__WRITTEN EXERCISE__: Wherever a line holds the word "color", copy that line out.

Figure dataset records:

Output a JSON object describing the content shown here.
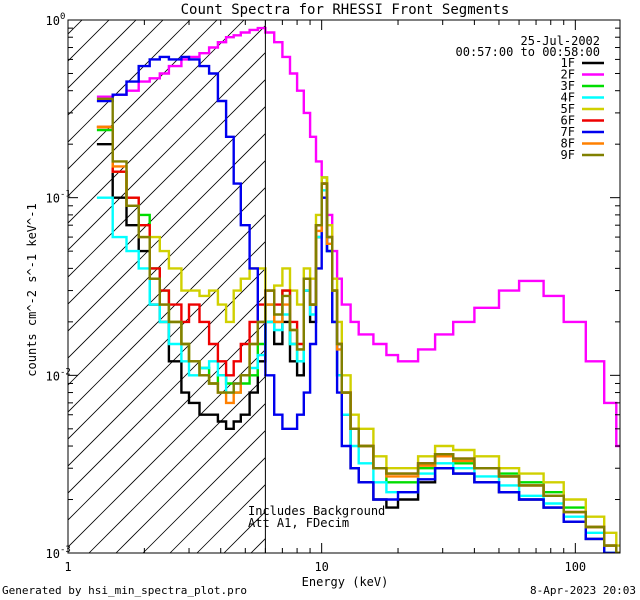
{
  "chart_data": {
    "type": "line",
    "title": "Count Spectra for RHESSI Front Segments",
    "xlabel": "Energy (keV)",
    "ylabel": "counts cm^-2 s^-1 keV^-1",
    "xscale": "log",
    "yscale": "log",
    "xlim": [
      1,
      150
    ],
    "ylim": [
      0.001,
      1.0
    ],
    "x_tick_labels": [
      "1",
      "10",
      "100"
    ],
    "y_tick_labels": [
      "10",
      "10",
      "10",
      "10"
    ],
    "y_tick_exponents": [
      "0",
      "-1",
      "-2",
      "-3"
    ],
    "date": "25-Jul-2002",
    "time_range": "00:57:00 to 00:58:00",
    "energy_cutoff_keV": 6,
    "annotation_line1": "Includes Background",
    "annotation_line2": "Att A1, FDecim",
    "series": [
      {
        "name": "1F",
        "color": "#000000",
        "x": [
          1.3,
          1.5,
          1.7,
          1.9,
          2.1,
          2.3,
          2.5,
          2.8,
          3.0,
          3.3,
          3.6,
          3.9,
          4.2,
          4.5,
          4.8,
          5.2,
          5.6,
          6.0,
          6.5,
          7.0,
          7.5,
          8.0,
          8.5,
          9.0,
          9.5,
          10.0,
          10.5,
          11.0,
          11.5,
          12.0,
          13.0,
          14.0,
          16.0,
          18.0,
          20.0,
          24.0,
          28.0,
          33.0,
          40.0,
          50.0,
          60.0,
          75.0,
          90.0,
          110.0,
          130.0,
          145.0
        ],
        "y": [
          0.2,
          0.1,
          0.07,
          0.05,
          0.025,
          0.02,
          0.012,
          0.008,
          0.007,
          0.006,
          0.006,
          0.0055,
          0.005,
          0.0055,
          0.006,
          0.008,
          0.012,
          0.02,
          0.015,
          0.02,
          0.012,
          0.01,
          0.03,
          0.02,
          0.06,
          0.12,
          0.05,
          0.02,
          0.01,
          0.006,
          0.003,
          0.0025,
          0.002,
          0.0018,
          0.002,
          0.0025,
          0.003,
          0.0028,
          0.0025,
          0.0022,
          0.002,
          0.0018,
          0.0015,
          0.0012,
          0.001,
          0.0009
        ]
      },
      {
        "name": "2F",
        "color": "#ff00ff",
        "x": [
          1.3,
          1.5,
          1.7,
          1.9,
          2.1,
          2.3,
          2.5,
          2.8,
          3.0,
          3.3,
          3.6,
          3.9,
          4.2,
          4.5,
          4.8,
          5.2,
          5.6,
          6.0,
          6.5,
          7.0,
          7.5,
          8.0,
          8.5,
          9.0,
          9.5,
          10.0,
          10.5,
          11.0,
          11.5,
          12.0,
          13.0,
          14.0,
          16.0,
          18.0,
          20.0,
          24.0,
          28.0,
          33.0,
          40.0,
          50.0,
          60.0,
          75.0,
          90.0,
          110.0,
          130.0,
          145.0
        ],
        "y": [
          0.37,
          0.38,
          0.4,
          0.45,
          0.47,
          0.5,
          0.55,
          0.6,
          0.62,
          0.65,
          0.7,
          0.75,
          0.8,
          0.82,
          0.85,
          0.88,
          0.9,
          0.85,
          0.75,
          0.62,
          0.5,
          0.4,
          0.3,
          0.22,
          0.16,
          0.12,
          0.08,
          0.05,
          0.035,
          0.025,
          0.02,
          0.017,
          0.015,
          0.013,
          0.012,
          0.014,
          0.017,
          0.02,
          0.024,
          0.03,
          0.034,
          0.028,
          0.02,
          0.012,
          0.007,
          0.004
        ]
      },
      {
        "name": "3F",
        "color": "#00dd00",
        "x": [
          1.3,
          1.5,
          1.7,
          1.9,
          2.1,
          2.3,
          2.5,
          2.8,
          3.0,
          3.3,
          3.6,
          3.9,
          4.2,
          4.5,
          4.8,
          5.2,
          5.6,
          6.0,
          6.5,
          7.0,
          7.5,
          8.0,
          8.5,
          9.0,
          9.5,
          10.0,
          10.5,
          11.0,
          11.5,
          12.0,
          13.0,
          14.0,
          16.0,
          18.0,
          20.0,
          24.0,
          28.0,
          33.0,
          40.0,
          50.0,
          60.0,
          75.0,
          90.0,
          110.0,
          130.0,
          145.0
        ],
        "y": [
          0.24,
          0.14,
          0.1,
          0.08,
          0.04,
          0.03,
          0.02,
          0.015,
          0.012,
          0.011,
          0.009,
          0.01,
          0.009,
          0.008,
          0.009,
          0.01,
          0.015,
          0.025,
          0.02,
          0.03,
          0.015,
          0.012,
          0.035,
          0.025,
          0.07,
          0.13,
          0.06,
          0.03,
          0.015,
          0.008,
          0.005,
          0.004,
          0.003,
          0.0025,
          0.0025,
          0.003,
          0.0035,
          0.0032,
          0.003,
          0.0028,
          0.0025,
          0.0022,
          0.0018,
          0.0014,
          0.0011,
          0.001
        ]
      },
      {
        "name": "4F",
        "color": "#00ffff",
        "x": [
          1.3,
          1.5,
          1.7,
          1.9,
          2.1,
          2.3,
          2.5,
          2.8,
          3.0,
          3.3,
          3.6,
          3.9,
          4.2,
          4.5,
          4.8,
          5.2,
          5.6,
          6.0,
          6.5,
          7.0,
          7.5,
          8.0,
          8.5,
          9.0,
          9.5,
          10.0,
          10.5,
          11.0,
          11.5,
          12.0,
          13.0,
          14.0,
          16.0,
          18.0,
          20.0,
          24.0,
          28.0,
          33.0,
          40.0,
          50.0,
          60.0,
          75.0,
          90.0,
          110.0,
          130.0,
          145.0
        ],
        "y": [
          0.1,
          0.06,
          0.05,
          0.04,
          0.025,
          0.02,
          0.015,
          0.012,
          0.01,
          0.011,
          0.012,
          0.01,
          0.008,
          0.009,
          0.01,
          0.011,
          0.013,
          0.02,
          0.018,
          0.022,
          0.015,
          0.012,
          0.03,
          0.022,
          0.06,
          0.11,
          0.05,
          0.02,
          0.01,
          0.006,
          0.004,
          0.0032,
          0.0025,
          0.0022,
          0.0022,
          0.0028,
          0.0032,
          0.003,
          0.0027,
          0.0024,
          0.0021,
          0.0019,
          0.0016,
          0.0013,
          0.001,
          0.0009
        ]
      },
      {
        "name": "5F",
        "color": "#d0d000",
        "x": [
          1.3,
          1.5,
          1.7,
          1.9,
          2.1,
          2.3,
          2.5,
          2.8,
          3.0,
          3.3,
          3.6,
          3.9,
          4.2,
          4.5,
          4.8,
          5.2,
          5.6,
          6.0,
          6.5,
          7.0,
          7.5,
          8.0,
          8.5,
          9.0,
          9.5,
          10.0,
          10.5,
          11.0,
          11.5,
          12.0,
          13.0,
          14.0,
          16.0,
          18.0,
          20.0,
          24.0,
          28.0,
          33.0,
          40.0,
          50.0,
          60.0,
          75.0,
          90.0,
          110.0,
          130.0,
          145.0
        ],
        "y": [
          0.25,
          0.14,
          0.1,
          0.07,
          0.06,
          0.05,
          0.04,
          0.03,
          0.03,
          0.028,
          0.03,
          0.025,
          0.02,
          0.03,
          0.035,
          0.04,
          0.04,
          0.03,
          0.032,
          0.04,
          0.03,
          0.025,
          0.04,
          0.035,
          0.08,
          0.13,
          0.07,
          0.035,
          0.02,
          0.01,
          0.006,
          0.005,
          0.0035,
          0.003,
          0.003,
          0.0035,
          0.004,
          0.0038,
          0.0035,
          0.003,
          0.0028,
          0.0025,
          0.002,
          0.0016,
          0.0013,
          0.0011
        ]
      },
      {
        "name": "6F",
        "color": "#ee0000",
        "x": [
          1.3,
          1.5,
          1.7,
          1.9,
          2.1,
          2.3,
          2.5,
          2.8,
          3.0,
          3.3,
          3.6,
          3.9,
          4.2,
          4.5,
          4.8,
          5.2,
          5.6,
          6.0,
          6.5,
          7.0,
          7.5,
          8.0,
          8.5,
          9.0,
          9.5,
          10.0,
          10.5,
          11.0,
          11.5,
          12.0,
          13.0,
          14.0,
          16.0,
          18.0,
          20.0,
          24.0,
          28.0,
          33.0,
          40.0,
          50.0,
          60.0,
          75.0,
          90.0,
          110.0,
          130.0,
          145.0
        ],
        "y": [
          0.25,
          0.14,
          0.1,
          0.07,
          0.04,
          0.03,
          0.025,
          0.02,
          0.025,
          0.02,
          0.015,
          0.012,
          0.01,
          0.012,
          0.015,
          0.02,
          0.025,
          0.03,
          0.025,
          0.03,
          0.02,
          0.015,
          0.035,
          0.025,
          0.07,
          0.12,
          0.06,
          0.03,
          0.015,
          0.008,
          0.005,
          0.004,
          0.003,
          0.0028,
          0.0028,
          0.0032,
          0.0036,
          0.0034,
          0.003,
          0.0027,
          0.0024,
          0.0021,
          0.0017,
          0.0014,
          0.0011,
          0.001
        ]
      },
      {
        "name": "7F",
        "color": "#0000ee",
        "x": [
          1.3,
          1.5,
          1.7,
          1.9,
          2.1,
          2.3,
          2.5,
          2.8,
          3.0,
          3.3,
          3.6,
          3.9,
          4.2,
          4.5,
          4.8,
          5.2,
          5.6,
          6.0,
          6.5,
          7.0,
          7.5,
          8.0,
          8.5,
          9.0,
          9.5,
          10.0,
          10.5,
          11.0,
          11.5,
          12.0,
          13.0,
          14.0,
          16.0,
          18.0,
          20.0,
          24.0,
          28.0,
          33.0,
          40.0,
          50.0,
          60.0,
          75.0,
          90.0,
          110.0,
          130.0,
          145.0
        ],
        "y": [
          0.35,
          0.38,
          0.45,
          0.55,
          0.6,
          0.62,
          0.6,
          0.62,
          0.6,
          0.55,
          0.5,
          0.35,
          0.22,
          0.12,
          0.07,
          0.04,
          0.02,
          0.01,
          0.006,
          0.005,
          0.005,
          0.006,
          0.008,
          0.015,
          0.04,
          0.1,
          0.05,
          0.02,
          0.008,
          0.004,
          0.003,
          0.0025,
          0.002,
          0.002,
          0.0022,
          0.0026,
          0.003,
          0.0028,
          0.0025,
          0.0022,
          0.002,
          0.0018,
          0.0015,
          0.0012,
          0.001,
          0.0009
        ]
      },
      {
        "name": "8F",
        "color": "#ff8000",
        "x": [
          1.3,
          1.5,
          1.7,
          1.9,
          2.1,
          2.3,
          2.5,
          2.8,
          3.0,
          3.3,
          3.6,
          3.9,
          4.2,
          4.5,
          4.8,
          5.2,
          5.6,
          6.0,
          6.5,
          7.0,
          7.5,
          8.0,
          8.5,
          9.0,
          9.5,
          10.0,
          10.5,
          11.0,
          11.5,
          12.0,
          13.0,
          14.0,
          16.0,
          18.0,
          20.0,
          24.0,
          28.0,
          33.0,
          40.0,
          50.0,
          60.0,
          75.0,
          90.0,
          110.0,
          130.0,
          145.0
        ],
        "y": [
          0.25,
          0.15,
          0.09,
          0.06,
          0.035,
          0.025,
          0.02,
          0.015,
          0.012,
          0.01,
          0.009,
          0.008,
          0.007,
          0.008,
          0.01,
          0.015,
          0.02,
          0.025,
          0.02,
          0.025,
          0.018,
          0.014,
          0.035,
          0.025,
          0.065,
          0.12,
          0.055,
          0.03,
          0.014,
          0.008,
          0.005,
          0.004,
          0.003,
          0.0027,
          0.0027,
          0.0031,
          0.0035,
          0.0033,
          0.003,
          0.0027,
          0.0024,
          0.0021,
          0.0017,
          0.0014,
          0.0011,
          0.001
        ]
      },
      {
        "name": "9F",
        "color": "#808000",
        "x": [
          1.3,
          1.5,
          1.7,
          1.9,
          2.1,
          2.3,
          2.5,
          2.8,
          3.0,
          3.3,
          3.6,
          3.9,
          4.2,
          4.5,
          4.8,
          5.2,
          5.6,
          6.0,
          6.5,
          7.0,
          7.5,
          8.0,
          8.5,
          9.0,
          9.5,
          10.0,
          10.5,
          11.0,
          11.5,
          12.0,
          13.0,
          14.0,
          16.0,
          18.0,
          20.0,
          24.0,
          28.0,
          33.0,
          40.0,
          50.0,
          60.0,
          75.0,
          90.0,
          110.0,
          130.0,
          145.0
        ],
        "y": [
          0.36,
          0.16,
          0.09,
          0.06,
          0.035,
          0.025,
          0.02,
          0.015,
          0.012,
          0.01,
          0.009,
          0.008,
          0.008,
          0.009,
          0.01,
          0.015,
          0.02,
          0.03,
          0.022,
          0.028,
          0.018,
          0.014,
          0.035,
          0.025,
          0.07,
          0.12,
          0.06,
          0.03,
          0.015,
          0.008,
          0.005,
          0.004,
          0.003,
          0.0028,
          0.0028,
          0.0032,
          0.0036,
          0.0034,
          0.003,
          0.0027,
          0.0024,
          0.0021,
          0.0017,
          0.0014,
          0.0011,
          0.001
        ]
      }
    ]
  },
  "footer": {
    "generated_by": "Generated by hsi_min_spectra_plot.pro",
    "timestamp": "8-Apr-2023 20:03"
  }
}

__REPLY TO THE EXERCISE__:
        "color": "#000000",
        "color": "#ff00ff",
        "color": "#00dd00",
        "color": "#00ffff",
        "color": "#d0d000",
        "color": "#ee0000",
        "color": "#0000ee",
        "color": "#ff8000",
        "color": "#808000",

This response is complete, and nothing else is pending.